Dataset records:
————
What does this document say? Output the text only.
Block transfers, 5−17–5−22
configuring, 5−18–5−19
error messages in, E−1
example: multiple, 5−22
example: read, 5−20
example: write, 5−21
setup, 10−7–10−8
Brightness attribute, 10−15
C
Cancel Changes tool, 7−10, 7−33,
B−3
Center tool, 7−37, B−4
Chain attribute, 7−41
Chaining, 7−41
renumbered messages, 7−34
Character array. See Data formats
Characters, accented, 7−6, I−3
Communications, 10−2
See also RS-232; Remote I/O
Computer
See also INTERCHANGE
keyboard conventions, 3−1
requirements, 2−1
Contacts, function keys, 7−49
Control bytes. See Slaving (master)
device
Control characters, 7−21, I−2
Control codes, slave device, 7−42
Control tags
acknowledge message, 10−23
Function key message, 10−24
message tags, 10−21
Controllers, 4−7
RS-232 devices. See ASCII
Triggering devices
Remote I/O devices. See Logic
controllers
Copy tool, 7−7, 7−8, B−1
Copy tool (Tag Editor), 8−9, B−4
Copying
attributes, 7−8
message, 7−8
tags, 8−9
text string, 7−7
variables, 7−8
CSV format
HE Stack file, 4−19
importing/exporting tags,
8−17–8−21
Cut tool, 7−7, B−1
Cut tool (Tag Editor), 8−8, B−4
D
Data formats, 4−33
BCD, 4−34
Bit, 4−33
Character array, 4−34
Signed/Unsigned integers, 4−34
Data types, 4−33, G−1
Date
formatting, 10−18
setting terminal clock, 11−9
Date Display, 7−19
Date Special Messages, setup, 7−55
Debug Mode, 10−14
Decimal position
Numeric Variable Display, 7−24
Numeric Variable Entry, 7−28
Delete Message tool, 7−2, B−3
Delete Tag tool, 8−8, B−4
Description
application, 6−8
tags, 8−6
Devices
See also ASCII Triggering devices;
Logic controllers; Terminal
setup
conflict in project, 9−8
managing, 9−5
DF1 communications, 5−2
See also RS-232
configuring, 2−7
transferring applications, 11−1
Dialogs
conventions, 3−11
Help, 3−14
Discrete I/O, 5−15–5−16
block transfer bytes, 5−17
————
Aim: From the listing above, copy all lines holding the word "setup".

The output:
setup, 10−7–10−8
Date Special Messages, setup, 7−55
setup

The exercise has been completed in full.